BRIEF
Look through the material below for "details". Copy every line that contains it.

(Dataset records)
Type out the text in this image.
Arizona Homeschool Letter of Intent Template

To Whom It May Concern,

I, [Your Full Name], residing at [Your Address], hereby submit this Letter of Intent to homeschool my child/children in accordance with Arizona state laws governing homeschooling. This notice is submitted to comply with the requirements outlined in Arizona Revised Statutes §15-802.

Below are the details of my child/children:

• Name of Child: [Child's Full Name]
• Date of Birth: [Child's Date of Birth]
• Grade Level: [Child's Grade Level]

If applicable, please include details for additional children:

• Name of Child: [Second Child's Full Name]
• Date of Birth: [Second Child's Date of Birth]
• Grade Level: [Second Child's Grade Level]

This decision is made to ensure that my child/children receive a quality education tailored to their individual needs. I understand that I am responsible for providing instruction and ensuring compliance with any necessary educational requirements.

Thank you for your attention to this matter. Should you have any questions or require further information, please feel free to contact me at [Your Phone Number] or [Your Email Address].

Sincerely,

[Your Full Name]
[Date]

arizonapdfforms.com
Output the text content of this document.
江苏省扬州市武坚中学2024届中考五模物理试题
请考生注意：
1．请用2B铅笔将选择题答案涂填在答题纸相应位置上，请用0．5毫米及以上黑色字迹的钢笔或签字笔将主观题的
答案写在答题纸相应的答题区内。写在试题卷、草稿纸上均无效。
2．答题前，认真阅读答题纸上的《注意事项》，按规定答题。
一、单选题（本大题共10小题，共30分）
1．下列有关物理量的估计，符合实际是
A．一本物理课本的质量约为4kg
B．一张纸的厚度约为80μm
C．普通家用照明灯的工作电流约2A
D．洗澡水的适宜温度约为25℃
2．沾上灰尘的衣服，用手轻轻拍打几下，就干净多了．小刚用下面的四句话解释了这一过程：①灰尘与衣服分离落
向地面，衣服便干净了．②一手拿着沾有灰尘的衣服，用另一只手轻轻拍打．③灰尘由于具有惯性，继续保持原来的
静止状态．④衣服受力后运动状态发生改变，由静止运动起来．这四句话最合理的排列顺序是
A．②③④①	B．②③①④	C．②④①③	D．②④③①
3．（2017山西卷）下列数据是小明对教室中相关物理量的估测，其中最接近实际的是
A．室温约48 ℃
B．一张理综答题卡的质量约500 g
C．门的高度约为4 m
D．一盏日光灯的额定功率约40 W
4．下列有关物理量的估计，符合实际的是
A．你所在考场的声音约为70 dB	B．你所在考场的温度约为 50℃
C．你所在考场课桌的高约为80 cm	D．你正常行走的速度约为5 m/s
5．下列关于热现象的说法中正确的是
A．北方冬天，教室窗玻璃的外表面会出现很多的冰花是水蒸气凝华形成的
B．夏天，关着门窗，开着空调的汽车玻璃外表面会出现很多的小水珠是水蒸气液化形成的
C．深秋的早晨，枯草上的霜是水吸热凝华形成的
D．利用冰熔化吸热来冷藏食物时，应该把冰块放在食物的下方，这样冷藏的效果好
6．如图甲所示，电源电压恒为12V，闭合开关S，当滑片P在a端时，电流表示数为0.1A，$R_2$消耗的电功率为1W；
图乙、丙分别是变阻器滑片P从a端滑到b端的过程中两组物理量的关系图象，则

EXERCISE OUTPUT
Below are the details of my child/children:
If applicable, please include details for additional children:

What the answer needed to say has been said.